-- BEGIN Dataset --

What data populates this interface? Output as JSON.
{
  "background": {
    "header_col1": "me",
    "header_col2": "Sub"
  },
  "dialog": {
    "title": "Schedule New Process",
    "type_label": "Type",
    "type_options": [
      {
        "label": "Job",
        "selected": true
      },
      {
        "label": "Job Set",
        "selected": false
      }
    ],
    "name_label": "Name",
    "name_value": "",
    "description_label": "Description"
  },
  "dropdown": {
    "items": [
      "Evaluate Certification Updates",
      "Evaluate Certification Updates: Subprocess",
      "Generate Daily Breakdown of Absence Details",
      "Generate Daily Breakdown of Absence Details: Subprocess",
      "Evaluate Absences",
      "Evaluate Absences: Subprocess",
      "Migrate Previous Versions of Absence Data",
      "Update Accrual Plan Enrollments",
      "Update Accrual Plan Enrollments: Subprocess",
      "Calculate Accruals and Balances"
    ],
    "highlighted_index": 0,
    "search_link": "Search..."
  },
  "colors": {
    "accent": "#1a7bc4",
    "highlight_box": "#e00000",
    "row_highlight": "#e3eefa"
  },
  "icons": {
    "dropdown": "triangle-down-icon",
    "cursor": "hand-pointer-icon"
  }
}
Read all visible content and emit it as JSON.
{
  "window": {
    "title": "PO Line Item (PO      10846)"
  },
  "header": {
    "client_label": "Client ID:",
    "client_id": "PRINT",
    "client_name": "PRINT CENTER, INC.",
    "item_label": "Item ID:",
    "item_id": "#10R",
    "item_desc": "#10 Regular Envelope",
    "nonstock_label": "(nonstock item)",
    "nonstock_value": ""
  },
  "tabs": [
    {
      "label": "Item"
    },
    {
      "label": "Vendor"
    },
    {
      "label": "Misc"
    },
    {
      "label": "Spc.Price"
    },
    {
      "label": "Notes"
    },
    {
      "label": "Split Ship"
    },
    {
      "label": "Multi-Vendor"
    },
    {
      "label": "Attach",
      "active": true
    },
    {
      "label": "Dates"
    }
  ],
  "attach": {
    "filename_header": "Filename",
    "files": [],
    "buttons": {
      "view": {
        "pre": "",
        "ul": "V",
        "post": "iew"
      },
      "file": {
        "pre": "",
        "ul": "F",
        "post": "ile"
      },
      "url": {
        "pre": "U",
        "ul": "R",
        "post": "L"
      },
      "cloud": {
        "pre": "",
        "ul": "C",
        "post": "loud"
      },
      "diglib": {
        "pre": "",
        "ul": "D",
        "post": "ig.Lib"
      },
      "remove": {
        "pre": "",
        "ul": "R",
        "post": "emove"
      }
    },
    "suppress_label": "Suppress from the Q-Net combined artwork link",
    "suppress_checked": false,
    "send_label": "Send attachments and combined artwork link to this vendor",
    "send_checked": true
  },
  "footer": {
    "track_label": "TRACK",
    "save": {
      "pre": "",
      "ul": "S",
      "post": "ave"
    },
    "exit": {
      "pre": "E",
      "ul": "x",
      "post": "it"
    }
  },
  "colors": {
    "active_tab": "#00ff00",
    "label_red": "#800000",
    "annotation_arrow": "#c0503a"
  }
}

-- END Dataset --

» **Work to be completed**:
Each line above that holds the string "Absences" should be copied and shown.

» **Expected answer**:
      "Evaluate Absences",
      "Evaluate Absences: Subprocess",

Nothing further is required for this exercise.